##### Dataset entries #####

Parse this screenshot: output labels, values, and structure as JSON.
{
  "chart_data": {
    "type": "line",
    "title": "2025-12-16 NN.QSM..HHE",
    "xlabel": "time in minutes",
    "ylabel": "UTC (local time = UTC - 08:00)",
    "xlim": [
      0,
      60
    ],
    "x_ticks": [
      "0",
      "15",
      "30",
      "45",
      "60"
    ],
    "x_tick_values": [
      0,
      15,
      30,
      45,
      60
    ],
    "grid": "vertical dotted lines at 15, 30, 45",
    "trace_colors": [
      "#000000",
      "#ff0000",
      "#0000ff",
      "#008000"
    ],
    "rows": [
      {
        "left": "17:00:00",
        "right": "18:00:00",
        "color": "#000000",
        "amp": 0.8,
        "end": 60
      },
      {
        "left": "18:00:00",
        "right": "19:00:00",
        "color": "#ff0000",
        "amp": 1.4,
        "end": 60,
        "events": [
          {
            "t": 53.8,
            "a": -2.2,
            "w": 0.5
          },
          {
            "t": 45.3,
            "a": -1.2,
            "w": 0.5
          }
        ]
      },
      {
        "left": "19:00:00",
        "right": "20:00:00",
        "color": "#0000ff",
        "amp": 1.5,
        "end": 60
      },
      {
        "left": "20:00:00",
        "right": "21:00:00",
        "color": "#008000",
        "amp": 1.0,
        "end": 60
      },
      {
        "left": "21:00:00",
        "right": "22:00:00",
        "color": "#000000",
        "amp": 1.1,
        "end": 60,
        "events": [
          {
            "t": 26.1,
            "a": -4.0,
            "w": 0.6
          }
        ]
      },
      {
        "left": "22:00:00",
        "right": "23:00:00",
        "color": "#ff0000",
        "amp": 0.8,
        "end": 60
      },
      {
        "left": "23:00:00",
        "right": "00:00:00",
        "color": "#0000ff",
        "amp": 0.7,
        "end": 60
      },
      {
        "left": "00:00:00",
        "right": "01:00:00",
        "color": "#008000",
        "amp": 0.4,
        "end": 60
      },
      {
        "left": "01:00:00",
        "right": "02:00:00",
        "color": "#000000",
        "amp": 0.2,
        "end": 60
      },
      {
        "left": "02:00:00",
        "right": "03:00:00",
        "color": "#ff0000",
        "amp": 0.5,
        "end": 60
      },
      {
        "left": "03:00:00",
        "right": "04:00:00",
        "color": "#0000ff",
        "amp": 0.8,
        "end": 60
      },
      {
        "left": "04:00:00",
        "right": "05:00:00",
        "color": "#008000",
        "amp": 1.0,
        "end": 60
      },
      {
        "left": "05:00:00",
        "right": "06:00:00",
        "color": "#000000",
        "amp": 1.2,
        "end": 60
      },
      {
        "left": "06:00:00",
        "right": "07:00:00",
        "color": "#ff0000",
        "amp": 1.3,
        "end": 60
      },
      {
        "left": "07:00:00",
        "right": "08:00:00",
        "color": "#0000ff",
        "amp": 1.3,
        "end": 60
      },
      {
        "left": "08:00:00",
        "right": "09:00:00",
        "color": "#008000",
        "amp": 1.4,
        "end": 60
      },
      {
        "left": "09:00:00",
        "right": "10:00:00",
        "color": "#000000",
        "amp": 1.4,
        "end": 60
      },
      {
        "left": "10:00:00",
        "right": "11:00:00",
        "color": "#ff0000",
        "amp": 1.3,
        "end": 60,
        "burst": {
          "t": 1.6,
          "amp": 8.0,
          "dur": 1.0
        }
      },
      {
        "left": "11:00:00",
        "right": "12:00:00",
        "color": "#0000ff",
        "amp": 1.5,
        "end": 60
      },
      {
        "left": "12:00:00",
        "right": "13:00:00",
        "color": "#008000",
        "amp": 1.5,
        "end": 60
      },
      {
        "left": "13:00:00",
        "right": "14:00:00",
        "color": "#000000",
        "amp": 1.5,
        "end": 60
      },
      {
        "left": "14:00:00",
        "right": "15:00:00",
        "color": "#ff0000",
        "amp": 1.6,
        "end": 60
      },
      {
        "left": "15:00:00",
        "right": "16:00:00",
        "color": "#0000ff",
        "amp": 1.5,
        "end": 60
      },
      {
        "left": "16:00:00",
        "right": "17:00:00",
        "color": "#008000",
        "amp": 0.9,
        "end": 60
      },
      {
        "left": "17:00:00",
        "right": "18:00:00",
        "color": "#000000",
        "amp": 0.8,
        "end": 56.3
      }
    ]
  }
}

#####

▸ What you will do
Using the records above, gather all lines where the string "time" is present.

▸ Problem solution
    "xlabel": "time in minutes",
    "ylabel": "UTC (local time = UTC - 08:00)",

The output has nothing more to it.